What to produce.
Could you write out the records below exactly as they appear?

Supplied data.
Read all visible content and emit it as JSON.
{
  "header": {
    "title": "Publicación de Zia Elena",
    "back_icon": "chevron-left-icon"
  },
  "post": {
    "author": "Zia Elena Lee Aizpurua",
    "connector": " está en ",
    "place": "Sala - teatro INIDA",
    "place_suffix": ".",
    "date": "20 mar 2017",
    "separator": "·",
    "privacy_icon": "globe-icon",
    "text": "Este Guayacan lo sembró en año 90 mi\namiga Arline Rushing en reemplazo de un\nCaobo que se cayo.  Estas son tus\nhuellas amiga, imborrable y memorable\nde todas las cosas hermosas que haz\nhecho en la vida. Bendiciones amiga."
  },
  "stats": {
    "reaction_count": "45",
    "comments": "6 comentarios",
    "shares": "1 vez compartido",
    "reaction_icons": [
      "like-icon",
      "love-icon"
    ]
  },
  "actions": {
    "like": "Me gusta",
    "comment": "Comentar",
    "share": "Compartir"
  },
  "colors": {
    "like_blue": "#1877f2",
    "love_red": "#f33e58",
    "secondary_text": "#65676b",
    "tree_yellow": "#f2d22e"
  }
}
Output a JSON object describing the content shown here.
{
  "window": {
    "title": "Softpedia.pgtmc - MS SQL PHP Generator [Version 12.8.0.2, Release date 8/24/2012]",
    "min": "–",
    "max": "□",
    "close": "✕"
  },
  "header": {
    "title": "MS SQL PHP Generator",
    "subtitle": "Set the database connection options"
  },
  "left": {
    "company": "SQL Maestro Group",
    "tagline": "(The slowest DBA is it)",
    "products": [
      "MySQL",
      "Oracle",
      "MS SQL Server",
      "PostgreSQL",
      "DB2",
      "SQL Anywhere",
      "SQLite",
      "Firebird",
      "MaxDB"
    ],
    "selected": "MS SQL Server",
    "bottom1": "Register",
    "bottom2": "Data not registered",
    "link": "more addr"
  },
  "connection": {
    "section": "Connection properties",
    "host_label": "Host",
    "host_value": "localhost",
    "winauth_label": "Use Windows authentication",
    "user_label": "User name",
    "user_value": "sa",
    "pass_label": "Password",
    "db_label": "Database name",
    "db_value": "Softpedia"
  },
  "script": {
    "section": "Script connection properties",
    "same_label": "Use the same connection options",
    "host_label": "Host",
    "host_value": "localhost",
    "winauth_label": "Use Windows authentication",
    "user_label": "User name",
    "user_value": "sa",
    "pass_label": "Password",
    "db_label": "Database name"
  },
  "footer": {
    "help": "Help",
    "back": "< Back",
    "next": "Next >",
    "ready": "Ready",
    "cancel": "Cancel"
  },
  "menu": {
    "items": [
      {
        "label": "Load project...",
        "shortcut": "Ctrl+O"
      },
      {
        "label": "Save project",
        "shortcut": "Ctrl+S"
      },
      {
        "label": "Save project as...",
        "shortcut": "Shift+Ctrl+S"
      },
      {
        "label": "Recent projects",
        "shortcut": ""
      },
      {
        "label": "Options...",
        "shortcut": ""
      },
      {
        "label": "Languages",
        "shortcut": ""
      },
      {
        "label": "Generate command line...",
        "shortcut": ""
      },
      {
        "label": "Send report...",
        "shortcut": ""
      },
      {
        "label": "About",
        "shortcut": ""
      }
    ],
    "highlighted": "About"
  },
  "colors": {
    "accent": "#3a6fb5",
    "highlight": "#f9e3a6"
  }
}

Answer for the task.
Read all visible content and emit it as JSON.
{
  "header": {
    "title": "Publicación de Zia Elena",
    "back_icon": "chevron-left-icon"
  },
  "post": {
    "author": "Zia Elena Lee Aizpurua",
    "connector": " está en ",
    "place": "Sala - teatro INIDA",
    "place_suffix": ".",
    "date": "20 mar 2017",
    "separator": "·",
    "privacy_icon": "globe-icon",
    "text": "Este Guayacan lo sembró en año 90 mi\namiga Arline Rushing en reemplazo de un\nCaobo que se cayo.  Estas son tus\nhuellas amiga, imborrable y memorable\nde todas las cosas hermosas que haz\nhecho en la vida. Bendiciones amiga."
  },
  "stats": {
    "reaction_count": "45",
    "comments": "6 comentarios",
    "shares": "1 vez compartido",
    "reaction_icons": [
      "like-icon",
      "love-icon"
    ]
  },
  "actions": {
    "like": "Me gusta",
    "comment": "Comentar",
    "share": "Compartir"
  },
  "colors": {
    "like_blue": "#1877f2",
    "love_red": "#f33e58",
    "secondary_text": "#65676b",
    "tree_yellow": "#f2d22e"
  }
}
Output a JSON object describing the content shown here.
{
  "window": {
    "title": "Softpedia.pgtmc - MS SQL PHP Generator [Version 12.8.0.2, Release date 8/24/2012]",
    "min": "–",
    "max": "□",
    "close": "✕"
  },
  "header": {
    "title": "MS SQL PHP Generator",
    "subtitle": "Set the database connection options"
  },
  "left": {
    "company": "SQL Maestro Group",
    "tagline": "(The slowest DBA is it)",
    "products": [
      "MySQL",
      "Oracle",
      "MS SQL Server",
      "PostgreSQL",
      "DB2",
      "SQL Anywhere",
      "SQLite",
      "Firebird",
      "MaxDB"
    ],
    "selected": "MS SQL Server",
    "bottom1": "Register",
    "bottom2": "Data not registered",
    "link": "more addr"
  },
  "connection": {
    "section": "Connection properties",
    "host_label": "Host",
    "host_value": "localhost",
    "winauth_label": "Use Windows authentication",
    "user_label": "User name",
    "user_value": "sa",
    "pass_label": "Password",
    "db_label": "Database name",
    "db_value": "Softpedia"
  },
  "script": {
    "section": "Script connection properties",
    "same_label": "Use the same connection options",
    "host_label": "Host",
    "host_value": "localhost",
    "winauth_label": "Use Windows authentication",
    "user_label": "User name",
    "user_value": "sa",
    "pass_label": "Password",
    "db_label": "Database name"
  },
  "footer": {
    "help": "Help",
    "back": "< Back",
    "next": "Next >",
    "ready": "Ready",
    "cancel": "Cancel"
  },
  "menu": {
    "items": [
      {
        "label": "Load project...",
        "shortcut": "Ctrl+O"
      },
      {
        "label": "Save project",
        "shortcut": "Ctrl+S"
      },
      {
        "label": "Save project as...",
        "shortcut": "Shift+Ctrl+S"
      },
      {
        "label": "Recent projects",
        "shortcut": ""
      },
      {
        "label": "Options...",
        "shortcut": ""
      },
      {
        "label": "Languages",
        "shortcut": ""
      },
      {
        "label": "Generate command line...",
        "shortcut": ""
      },
      {
        "label": "Send report...",
        "shortcut": ""
      },
      {
        "label": "About",
        "shortcut": ""
      }
    ],
    "highlighted": "About"
  },
  "colors": {
    "accent": "#3a6fb5",
    "highlight": "#f9e3a6"
  }
}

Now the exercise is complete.